→ **Exercise objective**
In the listing below, pick out lines with "basta".

# Start of Records for the task

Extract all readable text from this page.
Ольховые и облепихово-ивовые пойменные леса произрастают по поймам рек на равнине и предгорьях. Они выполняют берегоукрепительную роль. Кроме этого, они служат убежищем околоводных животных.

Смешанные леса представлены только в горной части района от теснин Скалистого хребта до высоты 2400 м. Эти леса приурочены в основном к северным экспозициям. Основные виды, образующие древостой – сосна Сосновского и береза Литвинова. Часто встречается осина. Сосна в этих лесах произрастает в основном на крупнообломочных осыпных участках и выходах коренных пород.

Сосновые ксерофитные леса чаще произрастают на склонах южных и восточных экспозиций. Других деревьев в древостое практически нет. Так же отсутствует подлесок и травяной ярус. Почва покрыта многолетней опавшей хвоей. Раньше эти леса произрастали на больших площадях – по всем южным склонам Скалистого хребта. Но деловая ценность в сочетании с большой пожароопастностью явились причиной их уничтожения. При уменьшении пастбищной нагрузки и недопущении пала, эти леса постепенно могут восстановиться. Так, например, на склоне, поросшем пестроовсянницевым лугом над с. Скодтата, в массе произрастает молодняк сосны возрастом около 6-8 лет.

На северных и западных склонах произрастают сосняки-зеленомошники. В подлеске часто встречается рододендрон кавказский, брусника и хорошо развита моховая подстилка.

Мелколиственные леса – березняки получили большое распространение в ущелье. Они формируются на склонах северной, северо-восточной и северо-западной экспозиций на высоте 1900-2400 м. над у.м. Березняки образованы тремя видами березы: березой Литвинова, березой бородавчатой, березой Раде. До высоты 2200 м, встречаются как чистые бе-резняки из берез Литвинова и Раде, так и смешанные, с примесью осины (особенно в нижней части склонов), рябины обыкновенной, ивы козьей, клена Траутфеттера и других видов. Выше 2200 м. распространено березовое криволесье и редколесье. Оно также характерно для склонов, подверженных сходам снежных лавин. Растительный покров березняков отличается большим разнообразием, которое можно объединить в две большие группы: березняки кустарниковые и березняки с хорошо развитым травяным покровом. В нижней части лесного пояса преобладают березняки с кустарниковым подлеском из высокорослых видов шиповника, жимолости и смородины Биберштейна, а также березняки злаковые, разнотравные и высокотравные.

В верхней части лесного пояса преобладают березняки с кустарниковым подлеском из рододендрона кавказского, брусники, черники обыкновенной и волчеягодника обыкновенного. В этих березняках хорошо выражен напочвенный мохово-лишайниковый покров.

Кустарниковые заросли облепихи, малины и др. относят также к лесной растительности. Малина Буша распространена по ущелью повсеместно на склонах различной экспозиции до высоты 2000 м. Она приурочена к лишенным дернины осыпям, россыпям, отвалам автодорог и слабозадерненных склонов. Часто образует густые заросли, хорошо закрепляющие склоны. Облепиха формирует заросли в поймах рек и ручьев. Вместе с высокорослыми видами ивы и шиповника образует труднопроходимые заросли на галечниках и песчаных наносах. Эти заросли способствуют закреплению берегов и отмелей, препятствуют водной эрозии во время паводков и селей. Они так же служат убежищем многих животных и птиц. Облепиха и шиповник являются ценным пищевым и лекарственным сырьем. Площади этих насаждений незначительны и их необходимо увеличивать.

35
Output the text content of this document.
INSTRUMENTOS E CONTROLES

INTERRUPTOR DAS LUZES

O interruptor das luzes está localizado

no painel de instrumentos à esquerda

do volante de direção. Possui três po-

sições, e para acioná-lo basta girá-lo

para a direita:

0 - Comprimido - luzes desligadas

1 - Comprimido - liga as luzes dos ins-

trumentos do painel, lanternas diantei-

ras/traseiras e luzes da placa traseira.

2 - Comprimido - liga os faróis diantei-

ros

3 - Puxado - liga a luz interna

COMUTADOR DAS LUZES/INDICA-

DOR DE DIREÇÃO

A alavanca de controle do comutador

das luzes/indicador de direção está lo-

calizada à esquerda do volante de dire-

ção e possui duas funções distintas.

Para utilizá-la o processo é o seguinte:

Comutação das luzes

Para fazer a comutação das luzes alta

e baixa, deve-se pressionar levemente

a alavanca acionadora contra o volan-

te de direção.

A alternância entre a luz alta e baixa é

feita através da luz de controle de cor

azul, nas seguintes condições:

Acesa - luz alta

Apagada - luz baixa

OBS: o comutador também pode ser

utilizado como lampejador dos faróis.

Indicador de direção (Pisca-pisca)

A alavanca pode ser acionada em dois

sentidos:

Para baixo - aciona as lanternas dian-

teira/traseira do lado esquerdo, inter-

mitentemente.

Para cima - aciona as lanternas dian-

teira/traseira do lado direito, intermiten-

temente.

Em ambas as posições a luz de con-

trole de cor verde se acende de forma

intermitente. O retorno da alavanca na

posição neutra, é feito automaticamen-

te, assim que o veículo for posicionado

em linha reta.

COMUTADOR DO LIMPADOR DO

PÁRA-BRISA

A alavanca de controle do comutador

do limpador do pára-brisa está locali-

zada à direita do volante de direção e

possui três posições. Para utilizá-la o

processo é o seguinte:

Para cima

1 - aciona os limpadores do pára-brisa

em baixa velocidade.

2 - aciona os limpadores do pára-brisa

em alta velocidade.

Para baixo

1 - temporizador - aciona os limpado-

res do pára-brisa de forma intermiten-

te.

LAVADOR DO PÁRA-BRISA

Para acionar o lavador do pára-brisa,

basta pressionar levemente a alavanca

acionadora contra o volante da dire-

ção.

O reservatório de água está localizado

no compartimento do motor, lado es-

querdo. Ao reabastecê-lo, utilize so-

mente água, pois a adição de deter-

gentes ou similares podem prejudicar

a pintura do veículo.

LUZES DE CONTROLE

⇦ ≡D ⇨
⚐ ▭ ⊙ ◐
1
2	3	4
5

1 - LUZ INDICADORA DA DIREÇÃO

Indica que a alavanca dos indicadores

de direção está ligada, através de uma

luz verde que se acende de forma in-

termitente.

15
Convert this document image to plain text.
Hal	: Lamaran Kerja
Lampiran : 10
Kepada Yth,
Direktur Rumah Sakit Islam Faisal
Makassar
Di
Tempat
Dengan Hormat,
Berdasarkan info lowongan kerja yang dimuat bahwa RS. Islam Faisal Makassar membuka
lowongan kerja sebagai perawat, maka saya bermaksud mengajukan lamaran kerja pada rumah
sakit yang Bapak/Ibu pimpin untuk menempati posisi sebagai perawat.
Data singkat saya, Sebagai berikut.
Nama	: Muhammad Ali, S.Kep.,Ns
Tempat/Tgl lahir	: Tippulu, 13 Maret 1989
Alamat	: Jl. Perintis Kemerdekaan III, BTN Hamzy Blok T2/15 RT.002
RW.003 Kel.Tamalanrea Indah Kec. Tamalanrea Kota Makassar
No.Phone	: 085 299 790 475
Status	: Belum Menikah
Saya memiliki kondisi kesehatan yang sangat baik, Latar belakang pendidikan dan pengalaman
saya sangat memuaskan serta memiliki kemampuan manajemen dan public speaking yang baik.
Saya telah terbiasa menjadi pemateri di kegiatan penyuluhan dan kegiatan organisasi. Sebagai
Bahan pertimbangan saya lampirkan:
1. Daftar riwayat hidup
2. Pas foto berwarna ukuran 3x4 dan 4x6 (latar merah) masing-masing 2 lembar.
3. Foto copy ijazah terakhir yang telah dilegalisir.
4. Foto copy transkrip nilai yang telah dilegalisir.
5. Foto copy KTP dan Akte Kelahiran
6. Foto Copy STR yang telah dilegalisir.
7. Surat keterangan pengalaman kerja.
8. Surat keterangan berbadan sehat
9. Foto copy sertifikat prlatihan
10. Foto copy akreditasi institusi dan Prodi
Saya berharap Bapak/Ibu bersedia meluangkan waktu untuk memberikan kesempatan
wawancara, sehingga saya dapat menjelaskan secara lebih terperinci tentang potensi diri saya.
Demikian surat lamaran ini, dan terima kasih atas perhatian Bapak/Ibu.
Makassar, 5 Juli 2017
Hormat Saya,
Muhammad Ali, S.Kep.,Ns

# End of Records for the task

→ **Exercise answer**
sições, e para acioná-lo basta girá-lo
basta pressionar levemente a alavanca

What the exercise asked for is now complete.